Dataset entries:

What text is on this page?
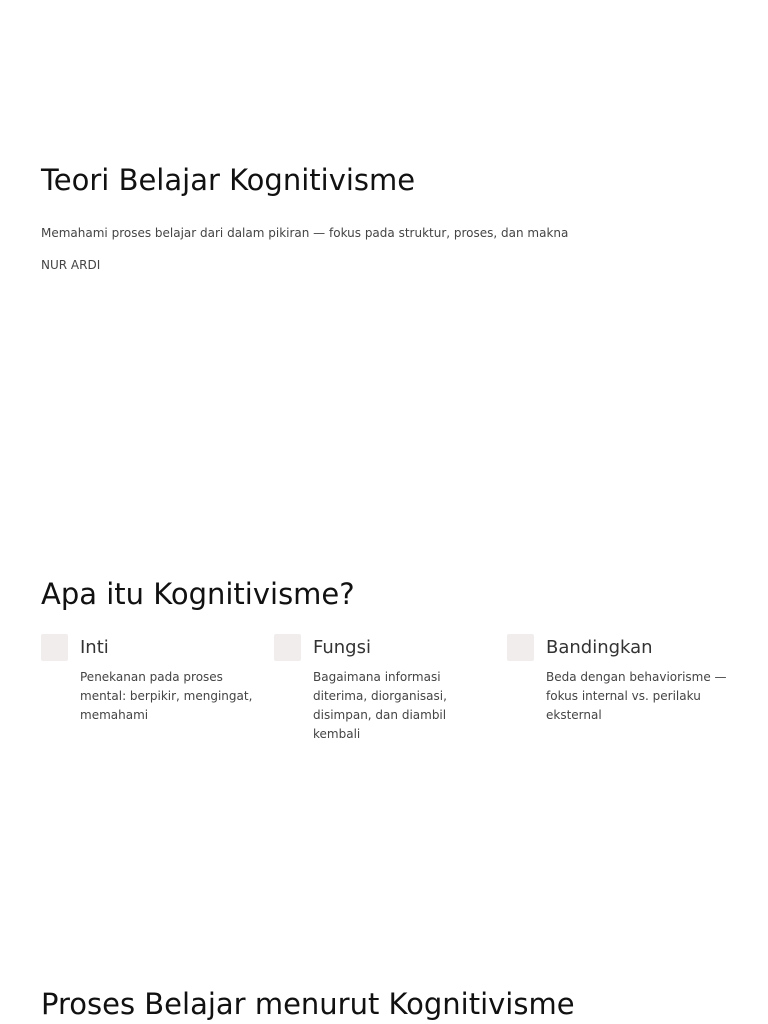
Teori Belajar Kognitivisme

Memahami proses belajar dari dalam pikiran — fokus pada struktur, proses, dan makna

NUR ARDI

Apa itu Kognitivisme?
Inti

Penekanan pada proses mental: berpikir, mengingat, memahami

Fungsi

Bagaimana informasi diterima, diorganisasi, disimpan, dan diambil kembali

Bandingkan

Beda dengan behaviorisme — fokus internal vs. perilaku eksternal

Proses Belajar menurut Kognitivisme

_WRITTEN INSTRUCTION_
Copy the listing exactly. Any image in it stays out of the copy.

_PROBLEM SOLUTION_
What text is on this page?
Teori Belajar Kognitivisme

Memahami proses belajar dari dalam pikiran — fokus pada struktur, proses, dan makna

NUR ARDI

Apa itu Kognitivisme?
Inti

Penekanan pada proses mental: berpikir, mengingat, memahami

Fungsi

Bagaimana informasi diterima, diorganisasi, disimpan, dan diambil kembali

Bandingkan

Beda dengan behaviorisme — fokus internal vs. perilaku eksternal

Proses Belajar menurut Kognitivisme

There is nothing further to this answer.